==== Records for the task
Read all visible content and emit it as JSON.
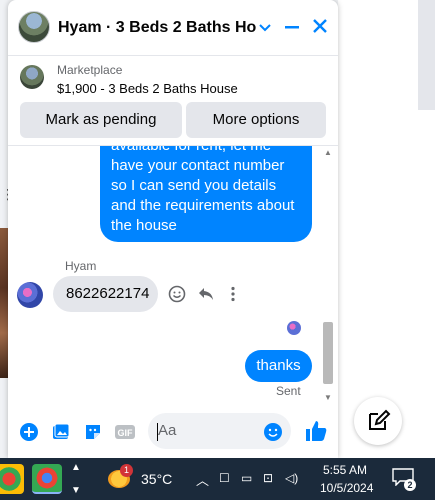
{
  "chat": {
    "title": "Hyam · 3 Beds 2 Baths Ho…",
    "listing": {
      "category": "Marketplace",
      "summary": "$1,900 - 3 Beds 2 Baths House"
    },
    "buttons": {
      "mark_pending": "Mark as pending",
      "more_options": "More options"
    },
    "messages": {
      "outgoing_partial_lines": [
        "available for rent, let me",
        "have your contact number",
        "so I can send you details",
        "and the requirements about",
        "the house"
      ],
      "sender_name": "Hyam",
      "incoming_text": "8622622174",
      "outgoing_last": "thanks",
      "status": "Sent"
    },
    "composer": {
      "placeholder": "Aa",
      "gif_label": "GIF"
    }
  },
  "taskbar": {
    "weather_temp": "35°C",
    "weather_badge": "1",
    "time": "5:55 AM",
    "date": "10/5/2024",
    "notification_count": "2"
  },
  "colors": {
    "accent": "#0084ff",
    "bubble_incoming": "#e4e6eb",
    "taskbar": "#1b2a3b"
  }
}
========
Aim of the task: Reproduce the material above in full and without alteration, but skip all pictures.

Answer to this task:
Read all visible content and emit it as JSON.
{
  "chat": {
    "title": "Hyam · 3 Beds 2 Baths Ho…",
    "listing": {
      "category": "Marketplace",
      "summary": "$1,900 - 3 Beds 2 Baths House"
    },
    "buttons": {
      "mark_pending": "Mark as pending",
      "more_options": "More options"
    },
    "messages": {
      "outgoing_partial_lines": [
        "available for rent, let me",
        "have your contact number",
        "so I can send you details",
        "and the requirements about",
        "the house"
      ],
      "sender_name": "Hyam",
      "incoming_text": "8622622174",
      "outgoing_last": "thanks",
      "status": "Sent"
    },
    "composer": {
      "placeholder": "Aa",
      "gif_label": "GIF"
    }
  },
  "taskbar": {
    "weather_temp": "35°C",
    "weather_badge": "1",
    "time": "5:55 AM",
    "date": "10/5/2024",
    "notification_count": "2"
  },
  "colors": {
    "accent": "#0084ff",
    "bubble_incoming": "#e4e6eb",
    "taskbar": "#1b2a3b"
  }
}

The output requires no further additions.